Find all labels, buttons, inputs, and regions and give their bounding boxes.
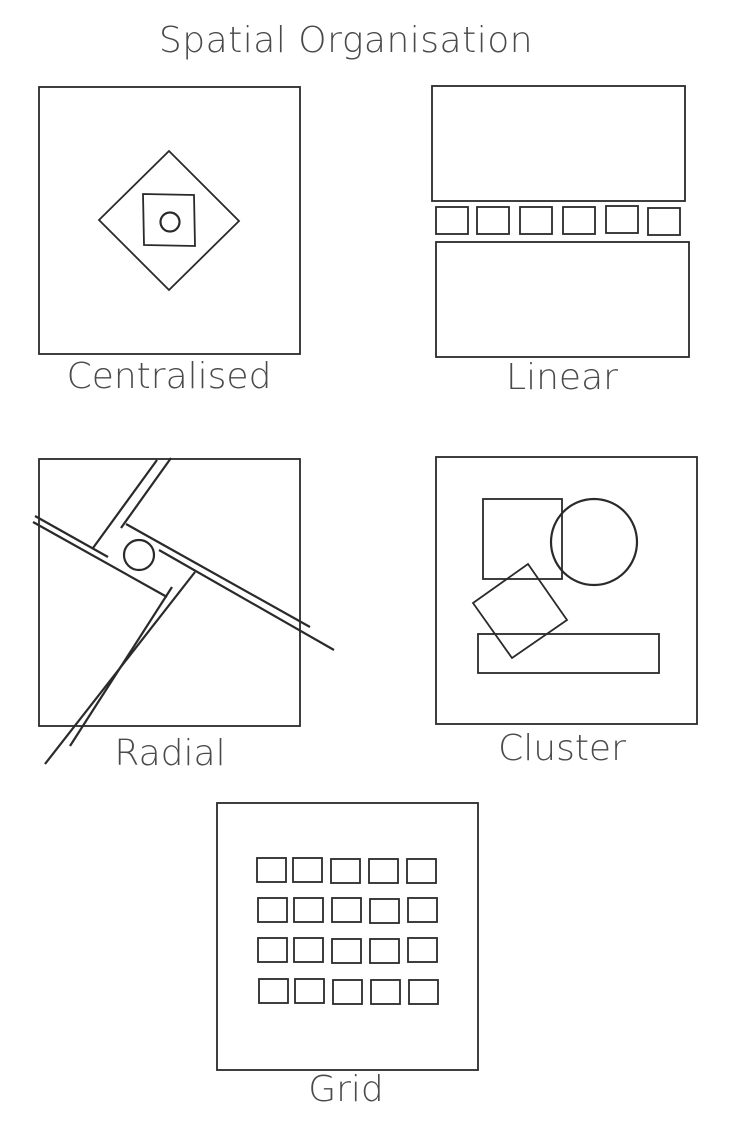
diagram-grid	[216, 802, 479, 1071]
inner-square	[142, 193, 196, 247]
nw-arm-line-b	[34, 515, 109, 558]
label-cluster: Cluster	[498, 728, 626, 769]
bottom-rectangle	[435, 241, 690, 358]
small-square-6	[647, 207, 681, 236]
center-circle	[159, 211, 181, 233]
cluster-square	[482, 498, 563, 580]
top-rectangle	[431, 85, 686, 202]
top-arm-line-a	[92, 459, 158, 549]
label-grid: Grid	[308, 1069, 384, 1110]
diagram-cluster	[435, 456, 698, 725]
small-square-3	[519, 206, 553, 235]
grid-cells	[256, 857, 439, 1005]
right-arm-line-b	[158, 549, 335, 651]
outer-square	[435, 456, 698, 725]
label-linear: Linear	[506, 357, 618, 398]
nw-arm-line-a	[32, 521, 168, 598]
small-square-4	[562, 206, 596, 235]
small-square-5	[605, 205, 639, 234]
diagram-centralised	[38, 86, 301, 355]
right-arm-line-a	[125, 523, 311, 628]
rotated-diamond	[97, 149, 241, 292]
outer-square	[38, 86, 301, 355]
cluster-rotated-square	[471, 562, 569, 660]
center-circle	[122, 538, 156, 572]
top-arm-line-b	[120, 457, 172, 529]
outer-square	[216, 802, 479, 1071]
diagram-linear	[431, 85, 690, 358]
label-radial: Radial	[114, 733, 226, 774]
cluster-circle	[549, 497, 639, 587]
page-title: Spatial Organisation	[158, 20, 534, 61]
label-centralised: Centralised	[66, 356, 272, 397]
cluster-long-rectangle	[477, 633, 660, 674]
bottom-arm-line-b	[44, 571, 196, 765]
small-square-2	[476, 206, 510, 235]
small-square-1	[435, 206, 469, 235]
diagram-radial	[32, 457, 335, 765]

*-*-*

### WHAT TO DO
Extract every line of the listing above that contains the string "center". Case counts.

### RESULT OF THIS EXERCISE
center-circle	[159, 211, 181, 233]
center-circle	[122, 538, 156, 572]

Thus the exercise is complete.